+++ Stored data +++

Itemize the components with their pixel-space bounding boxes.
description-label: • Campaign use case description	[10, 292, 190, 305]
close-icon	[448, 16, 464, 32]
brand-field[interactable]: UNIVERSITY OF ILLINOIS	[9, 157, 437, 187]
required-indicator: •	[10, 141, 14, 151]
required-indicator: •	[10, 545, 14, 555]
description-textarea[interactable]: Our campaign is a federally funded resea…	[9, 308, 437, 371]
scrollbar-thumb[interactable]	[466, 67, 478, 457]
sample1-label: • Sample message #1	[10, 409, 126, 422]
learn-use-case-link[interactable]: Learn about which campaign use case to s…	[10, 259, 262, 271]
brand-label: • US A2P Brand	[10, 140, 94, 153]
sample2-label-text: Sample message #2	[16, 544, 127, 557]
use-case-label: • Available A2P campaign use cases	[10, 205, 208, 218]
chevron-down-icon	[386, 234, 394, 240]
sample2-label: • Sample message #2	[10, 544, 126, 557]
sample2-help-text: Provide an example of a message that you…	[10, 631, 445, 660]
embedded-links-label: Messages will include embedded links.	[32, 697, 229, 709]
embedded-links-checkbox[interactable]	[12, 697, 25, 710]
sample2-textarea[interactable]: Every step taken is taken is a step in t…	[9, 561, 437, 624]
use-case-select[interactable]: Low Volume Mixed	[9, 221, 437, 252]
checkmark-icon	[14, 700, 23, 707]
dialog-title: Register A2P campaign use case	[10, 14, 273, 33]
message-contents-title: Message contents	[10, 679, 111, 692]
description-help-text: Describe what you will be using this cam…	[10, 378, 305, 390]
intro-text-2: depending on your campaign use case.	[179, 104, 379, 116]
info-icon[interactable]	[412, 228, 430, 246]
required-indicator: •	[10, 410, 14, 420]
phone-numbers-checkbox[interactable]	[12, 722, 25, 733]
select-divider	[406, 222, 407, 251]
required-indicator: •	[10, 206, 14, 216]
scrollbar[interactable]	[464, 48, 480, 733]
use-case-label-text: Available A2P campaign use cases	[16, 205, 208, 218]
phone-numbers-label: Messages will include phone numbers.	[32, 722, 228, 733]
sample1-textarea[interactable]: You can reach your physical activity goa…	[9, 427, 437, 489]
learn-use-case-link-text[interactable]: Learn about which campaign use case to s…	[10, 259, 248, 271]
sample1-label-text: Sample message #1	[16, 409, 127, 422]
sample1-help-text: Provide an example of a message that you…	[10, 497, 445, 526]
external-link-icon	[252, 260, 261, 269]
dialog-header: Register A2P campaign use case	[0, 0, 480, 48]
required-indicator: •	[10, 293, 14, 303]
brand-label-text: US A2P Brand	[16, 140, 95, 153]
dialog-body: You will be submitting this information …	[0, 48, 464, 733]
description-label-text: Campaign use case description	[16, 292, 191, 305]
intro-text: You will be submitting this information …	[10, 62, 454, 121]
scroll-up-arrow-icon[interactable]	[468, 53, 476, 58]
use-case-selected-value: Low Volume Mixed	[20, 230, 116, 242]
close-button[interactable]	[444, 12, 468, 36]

+++

Stated task: Reproduce every line of the records above without any changes.

Output for this task:
Itemize the components with their pixel-space bounding boxes.
description-label: • Campaign use case description	[10, 292, 190, 305]
close-icon	[448, 16, 464, 32]
brand-field[interactable]: UNIVERSITY OF ILLINOIS	[9, 157, 437, 187]
required-indicator: •	[10, 141, 14, 151]
required-indicator: •	[10, 545, 14, 555]
description-textarea[interactable]: Our campaign is a federally funded resea…	[9, 308, 437, 371]
scrollbar-thumb[interactable]	[466, 67, 478, 457]
sample1-label: • Sample message #1	[10, 409, 126, 422]
learn-use-case-link[interactable]: Learn about which campaign use case to s…	[10, 259, 262, 271]
brand-label: • US A2P Brand	[10, 140, 94, 153]
sample2-label-text: Sample message #2	[16, 544, 127, 557]
use-case-label: • Available A2P campaign use cases	[10, 205, 208, 218]
chevron-down-icon	[386, 234, 394, 240]
sample2-label: • Sample message #2	[10, 544, 126, 557]
sample2-help-text: Provide an example of a message that you…	[10, 631, 445, 660]
embedded-links-label: Messages will include embedded links.	[32, 697, 229, 709]
embedded-links-checkbox[interactable]	[12, 697, 25, 710]
sample2-textarea[interactable]: Every step taken is taken is a step in t…	[9, 561, 437, 624]
use-case-select[interactable]: Low Volume Mixed	[9, 221, 437, 252]
checkmark-icon	[14, 700, 23, 707]
dialog-title: Register A2P campaign use case	[10, 14, 273, 33]
message-contents-title: Message contents	[10, 679, 111, 692]
description-help-text: Describe what you will be using this cam…	[10, 378, 305, 390]
intro-text-2: depending on your campaign use case.	[179, 104, 379, 116]
info-icon[interactable]	[412, 228, 430, 246]
required-indicator: •	[10, 410, 14, 420]
phone-numbers-checkbox[interactable]	[12, 722, 25, 733]
select-divider	[406, 222, 407, 251]
required-indicator: •	[10, 206, 14, 216]
scrollbar[interactable]	[464, 48, 480, 733]
use-case-label-text: Available A2P campaign use cases	[16, 205, 208, 218]
phone-numbers-label: Messages will include phone numbers.	[32, 722, 228, 733]
sample1-textarea[interactable]: You can reach your physical activity goa…	[9, 427, 437, 489]
learn-use-case-link-text[interactable]: Learn about which campaign use case to s…	[10, 259, 248, 271]
sample1-label-text: Sample message #1	[16, 409, 127, 422]
sample1-help-text: Provide an example of a message that you…	[10, 497, 445, 526]
external-link-icon	[252, 260, 261, 269]
dialog-header: Register A2P campaign use case	[0, 0, 480, 48]
required-indicator: •	[10, 293, 14, 303]
brand-label-text: US A2P Brand	[16, 140, 95, 153]
dialog-body: You will be submitting this information …	[0, 48, 464, 733]
description-label-text: Campaign use case description	[16, 292, 191, 305]
intro-text: You will be submitting this information …	[10, 62, 454, 121]
scroll-up-arrow-icon[interactable]	[468, 53, 476, 58]
use-case-selected-value: Low Volume Mixed	[20, 230, 116, 242]
close-button[interactable]	[444, 12, 468, 36]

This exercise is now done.